Filter the records below for the word "يكنى". Copy each line that holds it.

_ _ _

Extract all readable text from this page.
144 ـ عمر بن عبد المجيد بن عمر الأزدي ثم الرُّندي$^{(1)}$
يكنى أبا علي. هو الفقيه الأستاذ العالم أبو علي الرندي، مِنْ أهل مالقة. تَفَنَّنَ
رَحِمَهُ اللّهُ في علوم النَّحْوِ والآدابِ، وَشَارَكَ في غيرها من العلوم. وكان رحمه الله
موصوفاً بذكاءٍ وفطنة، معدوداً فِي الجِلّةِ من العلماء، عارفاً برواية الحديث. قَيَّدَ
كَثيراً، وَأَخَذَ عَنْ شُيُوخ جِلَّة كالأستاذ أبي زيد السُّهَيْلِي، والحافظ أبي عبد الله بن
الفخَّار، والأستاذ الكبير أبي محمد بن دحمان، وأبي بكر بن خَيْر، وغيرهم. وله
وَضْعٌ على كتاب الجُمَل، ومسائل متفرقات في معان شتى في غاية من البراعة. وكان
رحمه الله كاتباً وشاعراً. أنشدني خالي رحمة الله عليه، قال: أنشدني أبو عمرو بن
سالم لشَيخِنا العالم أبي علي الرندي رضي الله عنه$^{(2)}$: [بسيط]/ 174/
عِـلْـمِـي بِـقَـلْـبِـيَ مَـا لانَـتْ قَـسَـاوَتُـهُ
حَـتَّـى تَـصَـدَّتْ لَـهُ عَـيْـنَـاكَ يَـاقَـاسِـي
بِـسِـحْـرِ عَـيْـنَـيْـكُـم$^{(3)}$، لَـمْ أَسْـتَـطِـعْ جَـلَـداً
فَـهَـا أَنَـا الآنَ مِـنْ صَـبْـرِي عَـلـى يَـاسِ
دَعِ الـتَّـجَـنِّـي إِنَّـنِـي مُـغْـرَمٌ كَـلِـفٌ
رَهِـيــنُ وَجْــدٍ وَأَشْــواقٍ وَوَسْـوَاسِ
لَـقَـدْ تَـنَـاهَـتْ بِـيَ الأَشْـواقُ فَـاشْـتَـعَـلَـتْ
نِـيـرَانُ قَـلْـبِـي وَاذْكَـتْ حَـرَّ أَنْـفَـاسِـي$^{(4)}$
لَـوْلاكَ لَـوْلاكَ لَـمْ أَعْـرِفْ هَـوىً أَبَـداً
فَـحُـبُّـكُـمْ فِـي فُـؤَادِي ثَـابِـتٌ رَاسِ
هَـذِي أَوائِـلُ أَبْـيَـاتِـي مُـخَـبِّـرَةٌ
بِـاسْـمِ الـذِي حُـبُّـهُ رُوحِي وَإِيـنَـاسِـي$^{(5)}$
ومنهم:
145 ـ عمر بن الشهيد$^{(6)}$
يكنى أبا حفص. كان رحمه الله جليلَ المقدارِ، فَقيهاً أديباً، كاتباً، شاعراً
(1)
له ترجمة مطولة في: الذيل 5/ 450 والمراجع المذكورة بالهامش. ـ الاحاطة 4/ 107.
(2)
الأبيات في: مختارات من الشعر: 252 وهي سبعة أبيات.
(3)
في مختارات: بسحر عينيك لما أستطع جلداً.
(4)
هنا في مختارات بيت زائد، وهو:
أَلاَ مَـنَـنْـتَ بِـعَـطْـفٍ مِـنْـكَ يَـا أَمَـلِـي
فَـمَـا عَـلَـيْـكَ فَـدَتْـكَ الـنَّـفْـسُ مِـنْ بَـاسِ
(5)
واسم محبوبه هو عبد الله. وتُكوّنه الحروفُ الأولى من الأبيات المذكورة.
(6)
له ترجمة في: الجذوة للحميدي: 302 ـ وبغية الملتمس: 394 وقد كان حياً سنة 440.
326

_ _ _

• _Worked answer_
يكنى أبا علي. هو الفقيه الأستاذ العالم أبو علي الرندي، مِنْ أهل مالقة. تَفَنَّنَ
يكنى أبا حفص. كان رحمه الله جليلَ المقدارِ، فَقيهاً أديباً، كاتباً، شاعراً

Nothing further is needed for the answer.